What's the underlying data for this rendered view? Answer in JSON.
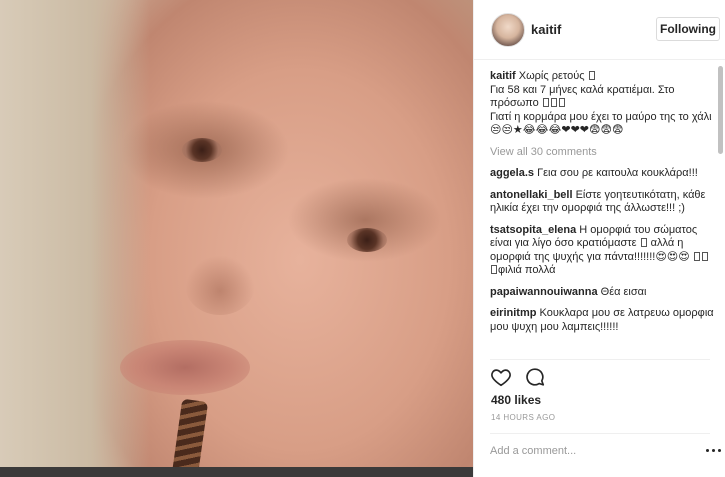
{
  "post": {
    "username": "kaitif",
    "follow_label": "Following",
    "caption_user": "kaitif",
    "caption_lines": [
      "Χωρίς ρετούς",
      "Για 58 και 7 μήνες καλά κρατιέμαι. Στο πρόσωπο",
      "Γιατί η κορμάρα μου έχει το μαύρο της το χάλι😒😒★😂😂😂❤❤❤😨😨😨"
    ],
    "view_all": "View all 30 comments",
    "comments": [
      {
        "user": "aggela.s",
        "text": "Γεια σου ρε καιτουλα κουκλάρα!!!"
      },
      {
        "user": "antonellaki_bell",
        "text": "Είστε γοητευτικότατη, κάθε ηλικία έχει την ομορφιά της άλλωστε!!! ;)"
      },
      {
        "user": "tsatsopita_elena",
        "text": "Η ομορφιά του σώματος είναι για λίγο όσο κρατιόμαστε",
        "text2": "αλλά η ομορφιά της ψυχής για πάντα!!!!!!!😍😍😍",
        "text3": "φιλιά πολλά"
      },
      {
        "user": "papaiwannouiwanna",
        "text": "Θέα εισαι"
      },
      {
        "user": "eirinitmp",
        "text": "Κουκλαρα μου σε λατρευω ομορφια μου ψυχη μου λαμπεις!!!!!!"
      }
    ],
    "likes": "480 likes",
    "time": "14 HOURS AGO",
    "add_comment_placeholder": "Add a comment..."
  },
  "icons": {
    "like": "heart-icon",
    "comment": "speech-bubble-icon",
    "more": "ellipsis-icon"
  },
  "colors": {
    "text": "#262626",
    "muted": "#999999",
    "border": "#efefef"
  }
}
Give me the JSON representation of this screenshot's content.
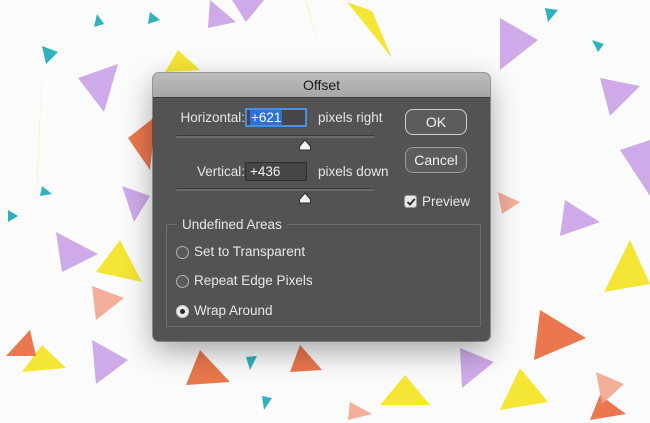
{
  "dialog": {
    "title": "Offset",
    "horizontal": {
      "label": "Horizontal:",
      "value": "+621",
      "unit": "pixels right"
    },
    "vertical": {
      "label": "Vertical:",
      "value": "+436",
      "unit": "pixels down"
    },
    "ok_label": "OK",
    "cancel_label": "Cancel",
    "preview": {
      "label": "Preview",
      "checked": true
    },
    "undefined_areas": {
      "title": "Undefined Areas",
      "options": [
        {
          "label": "Set to Transparent",
          "selected": false
        },
        {
          "label": "Repeat Edge Pixels",
          "selected": false
        },
        {
          "label": "Wrap Around",
          "selected": true
        }
      ]
    }
  },
  "colors": {
    "dialog_bg": "#535353",
    "focus_ring": "#4a8fe0",
    "pattern": [
      "#f4e21f",
      "#e8683a",
      "#c9a2e6",
      "#1ba9b8",
      "#f2a58e"
    ]
  },
  "icons": [
    "checkmark-icon",
    "slider-thumb-icon",
    "triangle-shape"
  ]
}
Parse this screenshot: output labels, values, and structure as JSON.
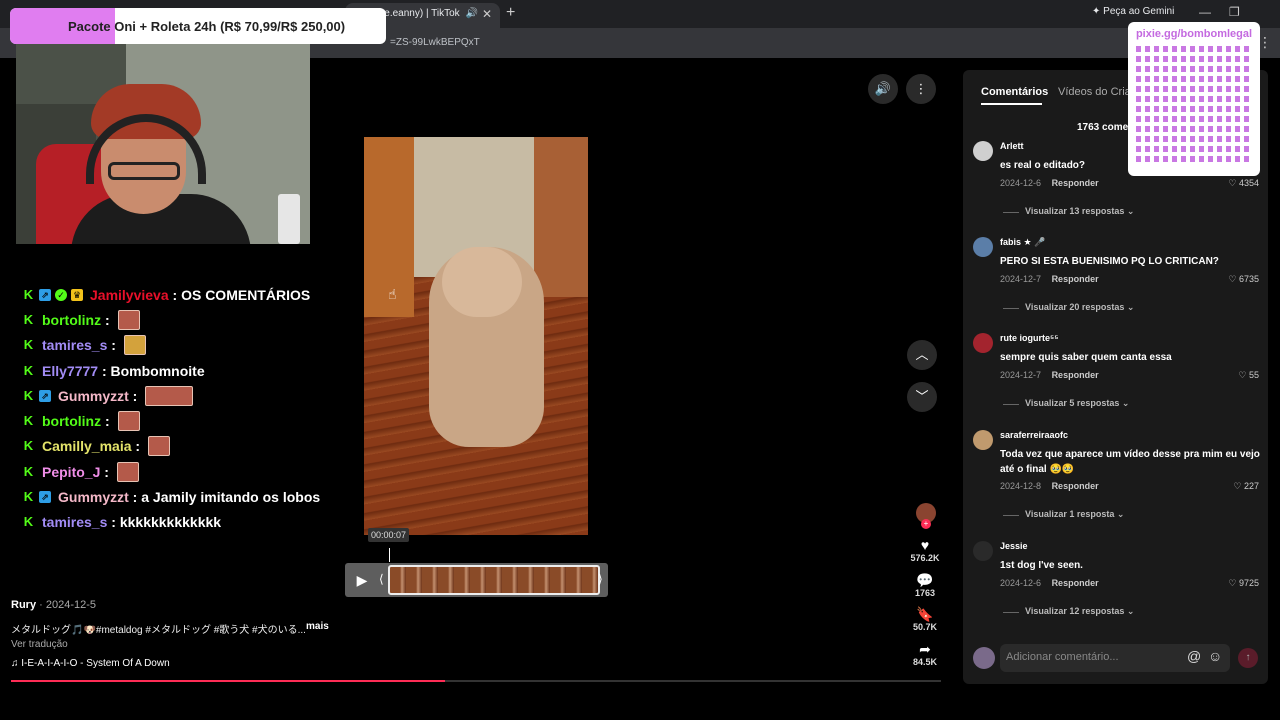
{
  "browser": {
    "tab_title": "z (@e.eanny) | TikTok",
    "new_tab": "+",
    "gemini": "Peça ao Gemini",
    "url": "=ZS-99LwkBEPQxT"
  },
  "overlay": {
    "promo": "Pacote Oni + Roleta 24h (R$ 70,99/R$ 250,00)",
    "qr_url": "pixie.gg/bombomlegal"
  },
  "chat": [
    {
      "user": "Jamilyvieva",
      "color": "#e8102a",
      "badges": [
        "k",
        "s",
        "v",
        "c"
      ],
      "message": "OS COMENTÁRIOS",
      "emote": ""
    },
    {
      "user": "bortolinz",
      "color": "#53fc18",
      "badges": [
        "k"
      ],
      "message": "",
      "emote": "face"
    },
    {
      "user": "tamires_s",
      "color": "#a28cf5",
      "badges": [
        "k"
      ],
      "message": "",
      "emote": "yellow"
    },
    {
      "user": "Elly7777",
      "color": "#a28cf5",
      "badges": [
        "k"
      ],
      "message": "Bombomnoite",
      "emote": ""
    },
    {
      "user": "Gummyzzt",
      "color": "#f4b8c8",
      "badges": [
        "k",
        "s"
      ],
      "message": "",
      "emote": "wide"
    },
    {
      "user": "bortolinz",
      "color": "#53fc18",
      "badges": [
        "k"
      ],
      "message": "",
      "emote": "face"
    },
    {
      "user": "Camilly_maia",
      "color": "#e3e36a",
      "badges": [
        "k"
      ],
      "message": "",
      "emote": "face"
    },
    {
      "user": "Pepito_J",
      "color": "#f08ee8",
      "badges": [
        "k"
      ],
      "message": "",
      "emote": "face"
    },
    {
      "user": "Gummyzzt",
      "color": "#f4b8c8",
      "badges": [
        "k",
        "s"
      ],
      "message": "a Jamily imitando os lobos",
      "emote": ""
    },
    {
      "user": "tamires_s",
      "color": "#a28cf5",
      "badges": [
        "k"
      ],
      "message": "kkkkkkkkkkkkk",
      "emote": ""
    }
  ],
  "player": {
    "timestamp": "00:00:07",
    "progress_fraction": 0.467
  },
  "actions": {
    "likes": "576.2K",
    "comments": "1763",
    "saves": "50.7K",
    "shares": "84.5K"
  },
  "video_info": {
    "author": "Rury",
    "date": "· 2024-12-5",
    "description": "メタルドッグ🎵🐶#metaldog #メタルドッグ #歌う犬 #犬のいる...",
    "more": "mais",
    "translate": "Ver tradução",
    "music": "♫  I-E-A-I-A-I-O - System Of A Down"
  },
  "panel": {
    "tab_comments": "Comentários",
    "tab_videos": "Vídeos do Cria",
    "count": "1763 comen",
    "add_placeholder": "Adicionar comentário..."
  },
  "comments": [
    {
      "name": "Arlett",
      "text": "es real o editado?",
      "date": "2024-12-6",
      "reply": "Responder",
      "likes": "4354",
      "view": "Visualizar 13 respostas ⌄",
      "avatar": "#cfcfcf"
    },
    {
      "name": "fabis ★ 🎤",
      "text": "PERO SI ESTA BUENISIMO PQ LO CRITICAN?",
      "date": "2024-12-7",
      "reply": "Responder",
      "likes": "6735",
      "view": "Visualizar 20 respostas ⌄",
      "avatar": "#5b7ea8"
    },
    {
      "name": "rute iogurte⁵⁵",
      "text": "sempre quis saber quem canta essa",
      "date": "2024-12-7",
      "reply": "Responder",
      "likes": "55",
      "view": "Visualizar 5 respostas ⌄",
      "avatar": "#a3242e"
    },
    {
      "name": "saraferreiraaofc",
      "text": "Toda vez que aparece um vídeo desse pra mim eu vejo até o final 🥹🥹",
      "date": "2024-12-8",
      "reply": "Responder",
      "likes": "227",
      "view": "Visualizar 1 resposta ⌄",
      "avatar": "#c09a6e"
    },
    {
      "name": "Jessie",
      "text": "1st dog I've seen.",
      "date": "2024-12-6",
      "reply": "Responder",
      "likes": "9725",
      "view": "Visualizar 12 respostas ⌄",
      "avatar": "#2a2a2a"
    }
  ]
}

------

TO DO
In the records above, collect each line with "respostas".

EXERCISE OUTPUT
      "view": "Visualizar 13 respostas ⌄",
      "view": "Visualizar 20 respostas ⌄",
      "view": "Visualizar 5 respostas ⌄",
      "view": "Visualizar 12 respostas ⌄",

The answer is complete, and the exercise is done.